TASK GOAL >>
Select from the records below every line that has the word "Uptime" in it.

GIVEN ENTRIES >>

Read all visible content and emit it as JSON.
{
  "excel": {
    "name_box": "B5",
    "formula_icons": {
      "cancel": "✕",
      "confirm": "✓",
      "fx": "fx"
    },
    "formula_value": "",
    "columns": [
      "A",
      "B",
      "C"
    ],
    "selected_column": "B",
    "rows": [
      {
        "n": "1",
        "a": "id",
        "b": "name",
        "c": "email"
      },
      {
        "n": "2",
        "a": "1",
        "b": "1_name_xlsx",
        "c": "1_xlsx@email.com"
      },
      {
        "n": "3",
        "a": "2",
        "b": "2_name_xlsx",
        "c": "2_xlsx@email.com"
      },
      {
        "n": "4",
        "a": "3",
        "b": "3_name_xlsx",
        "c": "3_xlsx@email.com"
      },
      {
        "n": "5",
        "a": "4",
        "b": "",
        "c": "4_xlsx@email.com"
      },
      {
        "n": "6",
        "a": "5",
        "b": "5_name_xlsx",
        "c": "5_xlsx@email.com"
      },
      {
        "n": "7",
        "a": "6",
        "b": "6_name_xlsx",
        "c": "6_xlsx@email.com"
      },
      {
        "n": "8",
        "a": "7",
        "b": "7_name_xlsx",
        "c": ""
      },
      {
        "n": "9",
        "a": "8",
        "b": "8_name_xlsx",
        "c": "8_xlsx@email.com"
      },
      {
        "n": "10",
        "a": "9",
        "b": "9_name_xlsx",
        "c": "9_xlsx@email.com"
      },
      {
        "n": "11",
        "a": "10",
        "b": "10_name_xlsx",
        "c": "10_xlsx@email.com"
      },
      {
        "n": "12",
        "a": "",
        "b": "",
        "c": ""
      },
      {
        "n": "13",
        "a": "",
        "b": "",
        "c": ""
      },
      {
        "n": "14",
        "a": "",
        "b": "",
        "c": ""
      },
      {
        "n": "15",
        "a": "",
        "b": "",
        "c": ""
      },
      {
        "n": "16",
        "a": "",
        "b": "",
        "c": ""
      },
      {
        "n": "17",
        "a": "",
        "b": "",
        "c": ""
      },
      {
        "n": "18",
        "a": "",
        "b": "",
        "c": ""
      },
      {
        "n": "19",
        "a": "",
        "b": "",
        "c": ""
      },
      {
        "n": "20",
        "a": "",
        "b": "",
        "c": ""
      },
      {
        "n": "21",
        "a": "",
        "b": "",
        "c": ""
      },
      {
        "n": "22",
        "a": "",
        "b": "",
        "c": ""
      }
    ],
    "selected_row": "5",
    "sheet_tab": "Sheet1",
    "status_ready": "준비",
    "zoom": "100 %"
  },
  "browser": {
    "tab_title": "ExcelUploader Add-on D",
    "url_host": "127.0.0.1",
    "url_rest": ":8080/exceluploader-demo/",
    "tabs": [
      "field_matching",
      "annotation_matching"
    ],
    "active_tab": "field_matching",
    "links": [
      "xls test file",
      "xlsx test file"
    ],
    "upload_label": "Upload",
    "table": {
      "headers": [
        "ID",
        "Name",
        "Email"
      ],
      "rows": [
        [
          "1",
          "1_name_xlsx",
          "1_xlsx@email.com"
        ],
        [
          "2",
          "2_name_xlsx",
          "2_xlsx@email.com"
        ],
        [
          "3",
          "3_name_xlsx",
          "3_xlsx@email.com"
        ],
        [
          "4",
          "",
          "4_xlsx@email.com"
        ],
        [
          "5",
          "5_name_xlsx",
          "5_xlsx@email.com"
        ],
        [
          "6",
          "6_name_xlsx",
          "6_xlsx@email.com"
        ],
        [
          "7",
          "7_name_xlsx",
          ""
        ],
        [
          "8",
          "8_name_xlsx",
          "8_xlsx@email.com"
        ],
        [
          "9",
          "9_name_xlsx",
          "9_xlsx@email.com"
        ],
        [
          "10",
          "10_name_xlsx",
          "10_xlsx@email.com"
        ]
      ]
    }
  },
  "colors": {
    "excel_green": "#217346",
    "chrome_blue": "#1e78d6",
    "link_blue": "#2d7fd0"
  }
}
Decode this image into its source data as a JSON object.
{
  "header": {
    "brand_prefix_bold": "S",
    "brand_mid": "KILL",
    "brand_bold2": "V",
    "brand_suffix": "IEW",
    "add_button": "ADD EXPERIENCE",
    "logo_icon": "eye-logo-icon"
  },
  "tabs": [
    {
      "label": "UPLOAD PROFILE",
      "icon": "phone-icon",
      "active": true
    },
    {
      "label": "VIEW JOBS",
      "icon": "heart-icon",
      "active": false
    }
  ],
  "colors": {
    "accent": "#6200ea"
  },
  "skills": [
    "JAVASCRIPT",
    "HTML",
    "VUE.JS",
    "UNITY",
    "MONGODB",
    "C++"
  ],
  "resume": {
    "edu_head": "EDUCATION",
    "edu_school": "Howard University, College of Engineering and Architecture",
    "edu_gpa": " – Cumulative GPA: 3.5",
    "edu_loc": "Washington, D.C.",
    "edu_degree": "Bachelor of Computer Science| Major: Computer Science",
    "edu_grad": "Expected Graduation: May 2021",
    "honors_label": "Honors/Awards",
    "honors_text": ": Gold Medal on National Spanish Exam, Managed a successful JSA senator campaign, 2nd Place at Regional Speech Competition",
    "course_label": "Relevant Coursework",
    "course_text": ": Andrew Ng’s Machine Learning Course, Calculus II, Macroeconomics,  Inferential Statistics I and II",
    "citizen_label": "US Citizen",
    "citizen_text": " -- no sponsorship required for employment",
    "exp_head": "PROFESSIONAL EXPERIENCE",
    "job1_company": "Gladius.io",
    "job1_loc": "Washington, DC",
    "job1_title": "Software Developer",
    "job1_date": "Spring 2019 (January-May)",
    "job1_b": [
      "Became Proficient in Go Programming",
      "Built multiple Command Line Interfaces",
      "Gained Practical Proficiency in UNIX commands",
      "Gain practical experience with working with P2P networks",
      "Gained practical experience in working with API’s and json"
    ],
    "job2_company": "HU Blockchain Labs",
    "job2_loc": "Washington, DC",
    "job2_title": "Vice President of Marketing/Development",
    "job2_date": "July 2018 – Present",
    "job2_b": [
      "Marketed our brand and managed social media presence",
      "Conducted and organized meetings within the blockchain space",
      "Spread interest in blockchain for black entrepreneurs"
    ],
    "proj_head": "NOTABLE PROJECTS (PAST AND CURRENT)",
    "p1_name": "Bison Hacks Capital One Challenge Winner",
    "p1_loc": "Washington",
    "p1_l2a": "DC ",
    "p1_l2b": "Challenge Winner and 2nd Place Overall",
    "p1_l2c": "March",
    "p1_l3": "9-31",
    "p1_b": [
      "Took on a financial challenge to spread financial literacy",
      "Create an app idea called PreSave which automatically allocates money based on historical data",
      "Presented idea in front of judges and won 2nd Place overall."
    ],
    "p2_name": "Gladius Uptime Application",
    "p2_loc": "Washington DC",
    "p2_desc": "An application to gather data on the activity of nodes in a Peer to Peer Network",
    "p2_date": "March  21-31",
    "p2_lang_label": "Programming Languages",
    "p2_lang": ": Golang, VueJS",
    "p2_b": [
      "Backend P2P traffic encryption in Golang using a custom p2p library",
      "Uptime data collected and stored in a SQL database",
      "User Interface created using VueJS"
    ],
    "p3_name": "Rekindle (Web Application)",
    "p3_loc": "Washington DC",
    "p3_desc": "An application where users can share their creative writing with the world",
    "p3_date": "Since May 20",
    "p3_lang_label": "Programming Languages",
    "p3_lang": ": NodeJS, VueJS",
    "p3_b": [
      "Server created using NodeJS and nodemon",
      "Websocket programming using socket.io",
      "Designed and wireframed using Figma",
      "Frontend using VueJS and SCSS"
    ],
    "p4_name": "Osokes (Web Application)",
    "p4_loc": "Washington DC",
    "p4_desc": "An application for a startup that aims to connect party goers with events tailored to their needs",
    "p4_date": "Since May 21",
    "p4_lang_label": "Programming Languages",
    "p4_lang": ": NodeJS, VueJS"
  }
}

WRITTEN SOLUTION >>
    "p2_name": "Gladius Uptime Application",
      "Uptime data collected and stored in a SQL database",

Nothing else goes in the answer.